__Exercise requirements__. Give an exact transcription of every line, dropping the images.

"""

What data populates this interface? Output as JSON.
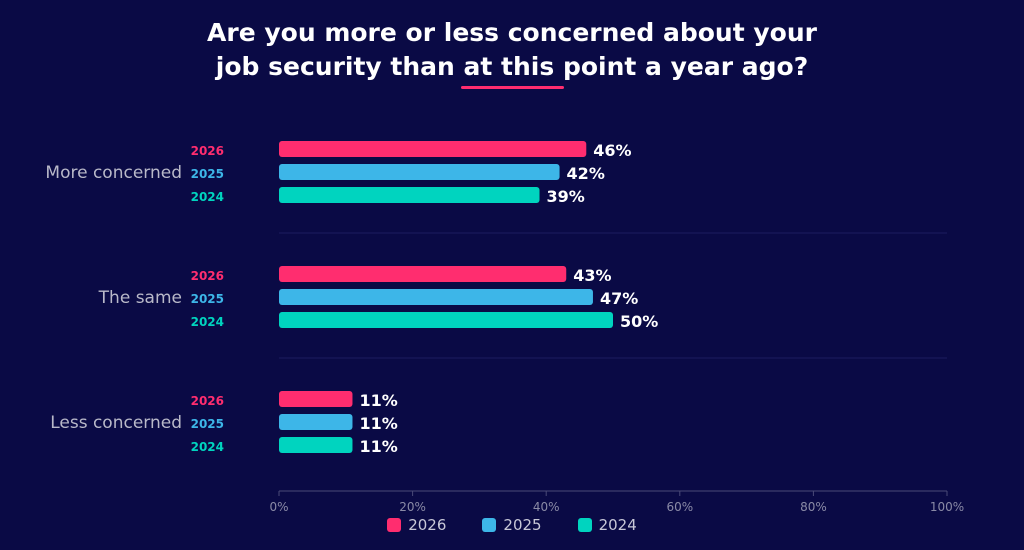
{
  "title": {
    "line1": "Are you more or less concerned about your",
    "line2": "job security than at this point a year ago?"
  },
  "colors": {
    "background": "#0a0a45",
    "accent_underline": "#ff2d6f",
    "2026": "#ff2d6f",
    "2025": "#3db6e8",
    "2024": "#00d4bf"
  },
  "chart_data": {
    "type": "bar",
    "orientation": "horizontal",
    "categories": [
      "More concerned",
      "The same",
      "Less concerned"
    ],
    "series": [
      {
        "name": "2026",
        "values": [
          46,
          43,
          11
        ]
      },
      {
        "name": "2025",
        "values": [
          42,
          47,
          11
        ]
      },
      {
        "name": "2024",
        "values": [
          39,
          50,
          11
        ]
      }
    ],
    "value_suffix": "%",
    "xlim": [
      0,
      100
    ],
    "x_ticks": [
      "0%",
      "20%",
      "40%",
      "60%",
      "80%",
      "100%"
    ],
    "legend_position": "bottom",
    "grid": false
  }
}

"""

__Final result__.
What data populates this interface? Output as JSON.
{
  "title": {
    "line1": "Are you more or less concerned about your",
    "line2": "job security than at this point a year ago?"
  },
  "colors": {
    "background": "#0a0a45",
    "accent_underline": "#ff2d6f",
    "2026": "#ff2d6f",
    "2025": "#3db6e8",
    "2024": "#00d4bf"
  },
  "chart_data": {
    "type": "bar",
    "orientation": "horizontal",
    "categories": [
      "More concerned",
      "The same",
      "Less concerned"
    ],
    "series": [
      {
        "name": "2026",
        "values": [
          46,
          43,
          11
        ]
      },
      {
        "name": "2025",
        "values": [
          42,
          47,
          11
        ]
      },
      {
        "name": "2024",
        "values": [
          39,
          50,
          11
        ]
      }
    ],
    "value_suffix": "%",
    "xlim": [
      0,
      100
    ],
    "x_ticks": [
      "0%",
      "20%",
      "40%",
      "60%",
      "80%",
      "100%"
    ],
    "legend_position": "bottom",
    "grid": false
  }
}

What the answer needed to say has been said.